#### [Data entries for graphics]
....
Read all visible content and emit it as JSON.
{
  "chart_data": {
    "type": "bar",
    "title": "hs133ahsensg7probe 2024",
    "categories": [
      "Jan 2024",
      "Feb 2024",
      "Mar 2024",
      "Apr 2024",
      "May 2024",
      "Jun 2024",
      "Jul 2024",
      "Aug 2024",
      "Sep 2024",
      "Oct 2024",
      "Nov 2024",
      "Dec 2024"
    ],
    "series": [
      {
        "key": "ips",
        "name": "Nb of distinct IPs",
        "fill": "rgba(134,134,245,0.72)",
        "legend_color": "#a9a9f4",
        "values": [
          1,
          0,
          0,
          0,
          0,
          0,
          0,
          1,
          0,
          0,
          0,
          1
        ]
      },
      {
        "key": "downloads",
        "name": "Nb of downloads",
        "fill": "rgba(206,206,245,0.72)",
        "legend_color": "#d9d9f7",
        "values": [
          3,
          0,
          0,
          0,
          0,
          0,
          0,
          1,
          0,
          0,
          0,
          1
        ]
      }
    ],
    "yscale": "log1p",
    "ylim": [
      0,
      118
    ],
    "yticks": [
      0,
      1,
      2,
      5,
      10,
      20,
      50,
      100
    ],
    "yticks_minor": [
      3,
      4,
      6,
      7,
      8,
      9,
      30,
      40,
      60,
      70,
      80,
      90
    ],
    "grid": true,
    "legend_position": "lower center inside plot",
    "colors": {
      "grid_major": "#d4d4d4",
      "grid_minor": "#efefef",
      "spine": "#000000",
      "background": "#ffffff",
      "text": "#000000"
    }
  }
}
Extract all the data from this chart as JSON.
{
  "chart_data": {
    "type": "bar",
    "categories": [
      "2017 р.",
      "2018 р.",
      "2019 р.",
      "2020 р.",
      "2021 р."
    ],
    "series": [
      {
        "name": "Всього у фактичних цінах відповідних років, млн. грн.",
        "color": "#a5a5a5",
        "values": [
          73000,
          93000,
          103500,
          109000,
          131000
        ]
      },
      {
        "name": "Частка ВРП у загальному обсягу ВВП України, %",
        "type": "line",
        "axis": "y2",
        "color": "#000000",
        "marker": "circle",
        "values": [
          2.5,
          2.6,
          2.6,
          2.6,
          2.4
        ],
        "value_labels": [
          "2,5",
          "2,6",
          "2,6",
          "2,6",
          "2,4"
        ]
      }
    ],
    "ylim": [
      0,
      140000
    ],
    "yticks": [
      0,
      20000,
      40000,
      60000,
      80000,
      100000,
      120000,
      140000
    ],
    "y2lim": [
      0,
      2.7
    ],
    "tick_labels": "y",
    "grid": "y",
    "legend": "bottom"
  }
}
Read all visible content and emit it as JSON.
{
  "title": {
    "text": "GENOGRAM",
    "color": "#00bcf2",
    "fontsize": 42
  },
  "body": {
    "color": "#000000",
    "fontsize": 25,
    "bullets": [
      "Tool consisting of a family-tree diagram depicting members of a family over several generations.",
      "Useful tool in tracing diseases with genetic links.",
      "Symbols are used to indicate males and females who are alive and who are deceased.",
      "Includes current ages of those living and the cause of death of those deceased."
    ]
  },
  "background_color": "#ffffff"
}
....
#### [Problem description]
The records above should be repeated in full, exactly as given.

#### [The result]
Read all visible content and emit it as JSON.
{
  "chart_data": {
    "type": "bar",
    "title": "hs133ahsensg7probe 2024",
    "categories": [
      "Jan 2024",
      "Feb 2024",
      "Mar 2024",
      "Apr 2024",
      "May 2024",
      "Jun 2024",
      "Jul 2024",
      "Aug 2024",
      "Sep 2024",
      "Oct 2024",
      "Nov 2024",
      "Dec 2024"
    ],
    "series": [
      {
        "key": "ips",
        "name": "Nb of distinct IPs",
        "fill": "rgba(134,134,245,0.72)",
        "legend_color": "#a9a9f4",
        "values": [
          1,
          0,
          0,
          0,
          0,
          0,
          0,
          1,
          0,
          0,
          0,
          1
        ]
      },
      {
        "key": "downloads",
        "name": "Nb of downloads",
        "fill": "rgba(206,206,245,0.72)",
        "legend_color": "#d9d9f7",
        "values": [
          3,
          0,
          0,
          0,
          0,
          0,
          0,
          1,
          0,
          0,
          0,
          1
        ]
      }
    ],
    "yscale": "log1p",
    "ylim": [
      0,
      118
    ],
    "yticks": [
      0,
      1,
      2,
      5,
      10,
      20,
      50,
      100
    ],
    "yticks_minor": [
      3,
      4,
      6,
      7,
      8,
      9,
      30,
      40,
      60,
      70,
      80,
      90
    ],
    "grid": true,
    "legend_position": "lower center inside plot",
    "colors": {
      "grid_major": "#d4d4d4",
      "grid_minor": "#efefef",
      "spine": "#000000",
      "background": "#ffffff",
      "text": "#000000"
    }
  }
}
Extract all the data from this chart as JSON.
{
  "chart_data": {
    "type": "bar",
    "categories": [
      "2017 р.",
      "2018 р.",
      "2019 р.",
      "2020 р.",
      "2021 р."
    ],
    "series": [
      {
        "name": "Всього у фактичних цінах відповідних років, млн. грн.",
        "color": "#a5a5a5",
        "values": [
          73000,
          93000,
          103500,
          109000,
          131000
        ]
      },
      {
        "name": "Частка ВРП у загальному обсягу ВВП України, %",
        "type": "line",
        "axis": "y2",
        "color": "#000000",
        "marker": "circle",
        "values": [
          2.5,
          2.6,
          2.6,
          2.6,
          2.4
        ],
        "value_labels": [
          "2,5",
          "2,6",
          "2,6",
          "2,6",
          "2,4"
        ]
      }
    ],
    "ylim": [
      0,
      140000
    ],
    "yticks": [
      0,
      20000,
      40000,
      60000,
      80000,
      100000,
      120000,
      140000
    ],
    "y2lim": [
      0,
      2.7
    ],
    "tick_labels": "y",
    "grid": "y",
    "legend": "bottom"
  }
}
Read all visible content and emit it as JSON.
{
  "title": {
    "text": "GENOGRAM",
    "color": "#00bcf2",
    "fontsize": 42
  },
  "body": {
    "color": "#000000",
    "fontsize": 25,
    "bullets": [
      "Tool consisting of a family-tree diagram depicting members of a family over several generations.",
      "Useful tool in tracing diseases with genetic links.",
      "Symbols are used to indicate males and females who are alive and who are deceased.",
      "Includes current ages of those living and the cause of death of those deceased."
    ]
  },
  "background_color": "#ffffff"
}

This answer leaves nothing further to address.